_WHAT YOU HAVE TO DO_:
Copy each line below in which the string "资本和金融账户差额占GDP比重" occurs.
***** STORED DATA *****
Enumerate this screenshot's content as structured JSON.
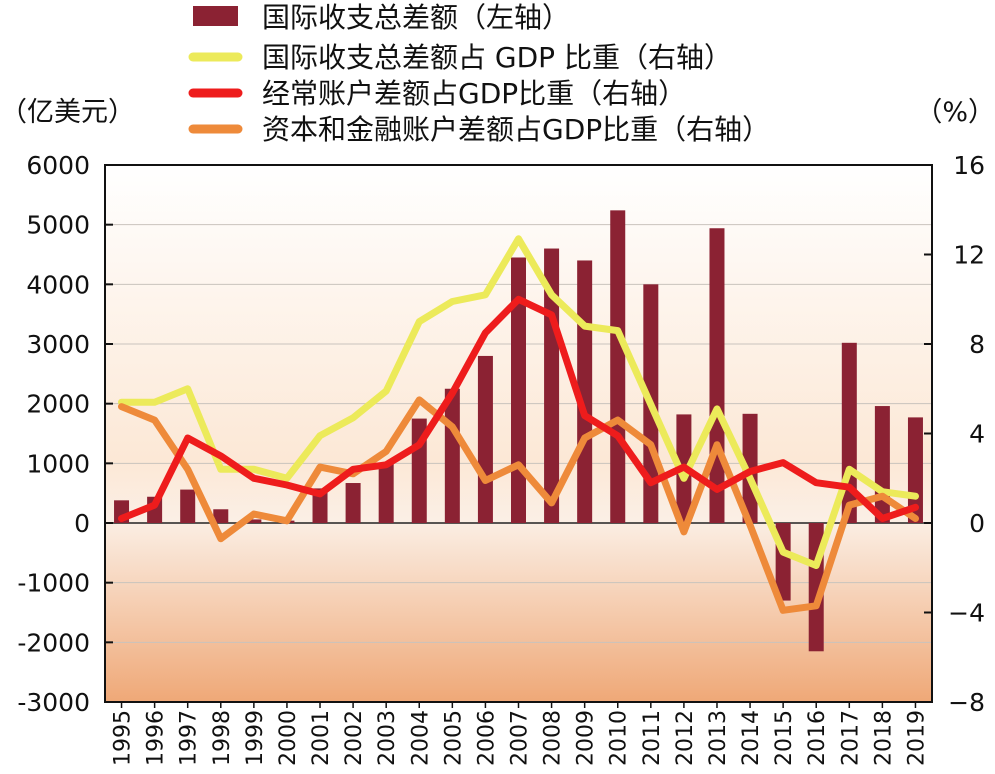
{
  "chart_data": {
    "type": "bar+line",
    "categories": [
      "1995",
      "1996",
      "1997",
      "1998",
      "1999",
      "2000",
      "2001",
      "2002",
      "2003",
      "2004",
      "2005",
      "2006",
      "2007",
      "2008",
      "2009",
      "2010",
      "2011",
      "2012",
      "2013",
      "2014",
      "2015",
      "2016",
      "2017",
      "2018",
      "2019"
    ],
    "bar_series": {
      "name": "国际收支总差额（左轴）",
      "color": "#8b2233",
      "values": [
        380,
        440,
        560,
        230,
        60,
        40,
        580,
        670,
        1000,
        1750,
        2250,
        2800,
        4450,
        4600,
        4400,
        5240,
        4000,
        1820,
        4940,
        1830,
        -1300,
        -2150,
        3020,
        1960,
        1770
      ]
    },
    "line_series": [
      {
        "name": "国际收支总差额占 GDP 比重（右轴）",
        "color": "#ecea5a",
        "values": [
          5.4,
          5.4,
          6.0,
          2.4,
          2.4,
          2.0,
          3.9,
          4.7,
          5.9,
          9.0,
          9.9,
          10.2,
          12.7,
          10.2,
          8.8,
          8.6,
          5.3,
          2.0,
          5.1,
          2.0,
          -1.3,
          -1.9,
          2.4,
          1.4,
          1.2
        ]
      },
      {
        "name": "经常账户差额占GDP比重（右轴）",
        "color": "#ee1c1c",
        "values": [
          0.2,
          0.8,
          3.8,
          3.0,
          2.0,
          1.7,
          1.3,
          2.4,
          2.6,
          3.5,
          5.8,
          8.5,
          10.0,
          9.3,
          4.8,
          3.9,
          1.8,
          2.5,
          1.5,
          2.3,
          2.7,
          1.8,
          1.6,
          0.2,
          0.7
        ]
      },
      {
        "name": "资本和金融账户差额占GDP比重（右轴）",
        "color": "#ee8a3a",
        "values": [
          5.2,
          4.6,
          2.4,
          -0.7,
          0.4,
          0.1,
          2.5,
          2.2,
          3.2,
          5.5,
          4.3,
          1.9,
          2.6,
          0.9,
          3.8,
          4.6,
          3.5,
          -0.4,
          3.5,
          -0.1,
          -3.9,
          -3.7,
          0.8,
          1.2,
          0.2
        ]
      }
    ],
    "y_left": {
      "label": "（亿美元）",
      "min": -3000,
      "max": 6000,
      "ticks": [
        6000,
        5000,
        4000,
        3000,
        2000,
        1000,
        0,
        -1000,
        -2000,
        -3000
      ]
    },
    "y_right": {
      "label": "（%）",
      "min": -8,
      "max": 16,
      "ticks": [
        16,
        12,
        8,
        4,
        0,
        -4,
        -8
      ]
    }
  },
  "legend": [
    {
      "label": "国际收支总差额（左轴）",
      "color": "#8b2233",
      "kind": "bar"
    },
    {
      "label": "国际收支总差额占 GDP 比重（右轴）",
      "color": "#ecea5a",
      "kind": "line"
    },
    {
      "label": "经常账户差额占GDP比重（右轴）",
      "color": "#ee1c1c",
      "kind": "line"
    },
    {
      "label": "资本和金融账户差额占GDP比重（右轴）",
      "color": "#ee8a3a",
      "kind": "line"
    }
  ],
  "colors": {
    "bg_top": "#ffffff",
    "bg_zero": "#fdf1e4",
    "bg_bottom": "#efaa78",
    "grid": "#cfcfcf",
    "axis": "#111111"
  }
}
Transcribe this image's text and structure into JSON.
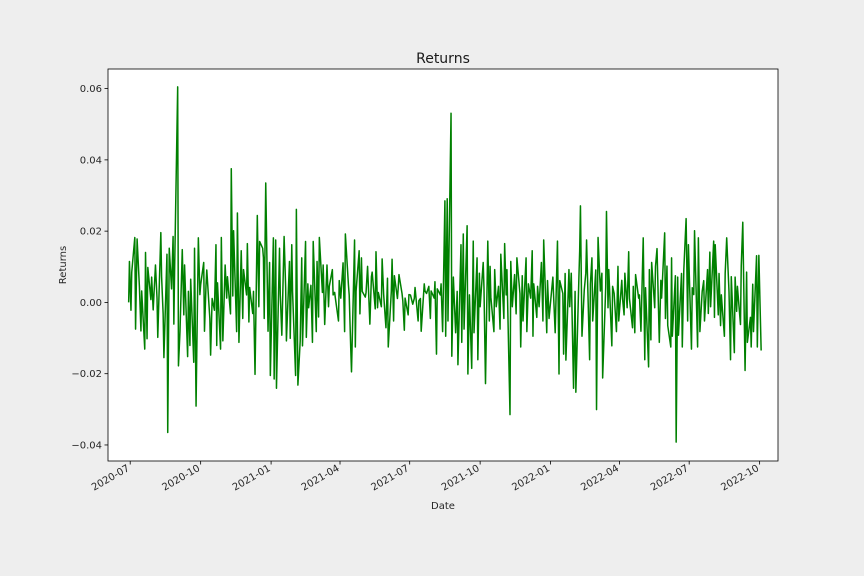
{
  "chart_data": {
    "type": "line",
    "title": "Returns",
    "xlabel": "Date",
    "ylabel": "Returns",
    "x_start": "2020-06-29",
    "x_end": "2022-10-03",
    "xlim": [
      "2020-06-02",
      "2022-10-25"
    ],
    "ylim": [
      -0.0445,
      0.0655
    ],
    "x_ticks": [
      "2020-07",
      "2020-10",
      "2021-01",
      "2021-04",
      "2021-07",
      "2021-10",
      "2022-01",
      "2022-04",
      "2022-07",
      "2022-10"
    ],
    "x_tick_dates": [
      "2020-07-01",
      "2020-10-01",
      "2021-01-01",
      "2021-04-01",
      "2021-07-01",
      "2021-10-01",
      "2022-01-01",
      "2022-04-01",
      "2022-07-01",
      "2022-10-01"
    ],
    "y_ticks": [
      0.06,
      0.04,
      0.02,
      0.0,
      -0.02,
      -0.04
    ],
    "y_tick_labels": [
      "0.06",
      "0.04",
      "0.02",
      "0.00",
      "−0.02",
      "−0.04"
    ],
    "grid": false,
    "series": [
      {
        "color": "#008000",
        "values": [
          0.0,
          0.0115,
          -0.0022,
          0.0085,
          0.0182,
          -0.0075,
          0.0178,
          0.0045,
          -0.008,
          0.0032,
          -0.0131,
          0.014,
          -0.0102,
          0.0098,
          0.0008,
          0.0071,
          -0.0021,
          0.0105,
          0.0012,
          -0.0098,
          0.0196,
          0.0072,
          -0.0032,
          -0.0155,
          0.0135,
          -0.0365,
          0.0152,
          0.0038,
          0.0185,
          -0.0061,
          0.0092,
          0.0605,
          -0.0178,
          -0.0082,
          0.0148,
          -0.0035,
          0.0105,
          -0.0152,
          0.0031,
          -0.0121,
          0.0065,
          -0.0168,
          0.0152,
          -0.0291,
          0.0181,
          0.0022,
          0.0049,
          0.0112,
          -0.0081,
          0.0048,
          0.0091,
          -0.0045,
          -0.0148,
          0.0011,
          -0.0022,
          0.0162,
          -0.0121,
          0.0055,
          -0.0131,
          0.0182,
          -0.0108,
          0.0105,
          0.0012,
          0.0072,
          -0.0032,
          0.0375,
          0.0018,
          0.0201,
          -0.0082,
          0.0251,
          -0.0112,
          0.0145,
          -0.0045,
          0.0092,
          0.0021,
          0.0165,
          -0.0055,
          0.0042,
          -0.0031,
          0.0031,
          -0.0202,
          0.0244,
          -0.0012,
          0.0171,
          0.0152,
          0.0125,
          -0.0045,
          0.0335,
          -0.0081,
          0.0112,
          -0.0205,
          0.0181,
          -0.0215,
          0.0175,
          -0.0241,
          0.0152,
          0.0021,
          -0.0092,
          0.0185,
          0.0042,
          -0.0108,
          0.0115,
          -0.0101,
          0.0162,
          0.0031,
          -0.0205,
          0.0261,
          -0.0232,
          -0.0108,
          0.0125,
          -0.0122,
          0.0171,
          -0.0098,
          0.0052,
          -0.0015,
          0.0048,
          -0.0112,
          0.0171,
          -0.0082,
          0.0115,
          -0.0041,
          0.0182,
          0.0028,
          0.0105,
          -0.0062,
          0.0105,
          -0.0012,
          0.0045,
          0.0092,
          0.0021,
          0.0028,
          0.0011,
          -0.0052,
          0.0061,
          0.0012,
          0.0111,
          -0.0082,
          0.0192,
          0.0049,
          0.0021,
          -0.0128,
          -0.0195,
          0.0175,
          -0.0125,
          0.0032,
          0.0145,
          -0.0032,
          0.0125,
          0.0031,
          0.0015,
          0.0028,
          0.0101,
          -0.0061,
          0.0072,
          0.0085,
          -0.0018,
          0.0142,
          -0.0015,
          0.0028,
          -0.0012,
          0.0122,
          0.0022,
          -0.0071,
          0.0068,
          -0.0125,
          0.0031,
          0.0121,
          -0.0052,
          0.0075,
          0.0011,
          0.0041,
          0.0078,
          0.0025,
          0.0005,
          -0.0078,
          0.0012,
          -0.0035,
          0.0022,
          0.0021,
          -0.0005,
          0.0011,
          0.0042,
          -0.0052,
          0.0005,
          0.0011,
          -0.0081,
          0.0052,
          0.0032,
          0.0025,
          0.0045,
          -0.0045,
          0.0032,
          0.0012,
          0.0058,
          -0.0145,
          0.0038,
          0.0021,
          0.0052,
          -0.0082,
          0.0285,
          -0.0095,
          0.0291,
          -0.0052,
          0.0531,
          -0.0151,
          0.0071,
          -0.0085,
          0.0031,
          -0.0175,
          0.0162,
          -0.0112,
          0.0192,
          -0.0075,
          0.0215,
          -0.0201,
          0.0021,
          -0.0185,
          0.0172,
          -0.0085,
          0.0125,
          -0.0161,
          0.0082,
          -0.0012,
          0.0112,
          0.0042,
          -0.0228,
          0.0172,
          -0.0052,
          0.0101,
          0.0015,
          -0.0082,
          0.0092,
          -0.0012,
          0.0045,
          -0.0075,
          0.0135,
          -0.0045,
          0.0165,
          0.0021,
          0.0092,
          -0.0315,
          0.0115,
          -0.0012,
          0.0078,
          -0.0032,
          0.0125,
          0.0025,
          -0.0125,
          0.0075,
          -0.0052,
          0.0125,
          -0.0082,
          0.0052,
          0.0012,
          0.0145,
          -0.0095,
          0.0052,
          -0.0042,
          0.0045,
          -0.0012,
          0.0112,
          -0.0052,
          0.0175,
          -0.0085,
          0.0061,
          -0.0045,
          -0.0021,
          0.0071,
          0.0015,
          -0.0085,
          0.0172,
          -0.0201,
          0.0061,
          0.0025,
          -0.0145,
          0.0081,
          -0.0162,
          0.0092,
          -0.0012,
          0.0082,
          -0.0241,
          0.0031,
          -0.0252,
          0.0071,
          0.0145,
          0.0271,
          -0.0095,
          0.0035,
          0.0082,
          0.0175,
          -0.0161,
          0.0052,
          0.0125,
          -0.0052,
          0.0091,
          -0.0301,
          0.0182,
          0.0032,
          0.0082,
          -0.0212,
          0.0042,
          0.0255,
          -0.0015,
          0.0092,
          -0.0122,
          0.0045,
          0.0025,
          -0.0082,
          0.0101,
          -0.0052,
          0.0062,
          0.0011,
          -0.0035,
          0.0082,
          -0.0015,
          0.0142,
          0.0011,
          -0.0071,
          0.0045,
          -0.0085,
          0.0078,
          0.0012,
          0.0021,
          -0.0081,
          0.0181,
          -0.0161,
          0.0041,
          -0.0181,
          0.0092,
          -0.0105,
          0.0112,
          -0.0015,
          0.0101,
          0.0151,
          -0.0112,
          0.0062,
          0.0012,
          0.0195,
          -0.0045,
          0.0102,
          -0.0065,
          -0.0125,
          0.0125,
          -0.0095,
          0.0075,
          -0.0392,
          0.0071,
          -0.0092,
          0.0081,
          -0.0125,
          0.0092,
          0.0235,
          -0.0052,
          0.0162,
          -0.0131,
          0.0041,
          0.0022,
          0.0201,
          -0.0125,
          0.0181,
          -0.0082,
          0.0031,
          0.0061,
          -0.0052,
          0.0092,
          -0.0031,
          0.0141,
          -0.0012,
          0.0172,
          -0.0042,
          0.0162,
          -0.0035,
          0.0081,
          -0.0065,
          0.0021,
          -0.0095,
          0.0081,
          0.0181,
          0.0031,
          -0.0161,
          0.0072,
          -0.0141,
          0.0071,
          -0.0025,
          0.0045,
          -0.0062,
          0.0102,
          0.0225,
          -0.0191,
          0.0085,
          -0.0112,
          -0.0042,
          -0.0125,
          0.0051,
          -0.0082,
          0.0131,
          -0.0125,
          0.0132,
          -0.0135
        ]
      }
    ]
  }
}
*****
_RESPONSE TO THE TASK_:
        "name": "资本和金融账户差额占GDP比重（右轴）",
      "label": "资本和金融账户差额占GDP比重（右轴）",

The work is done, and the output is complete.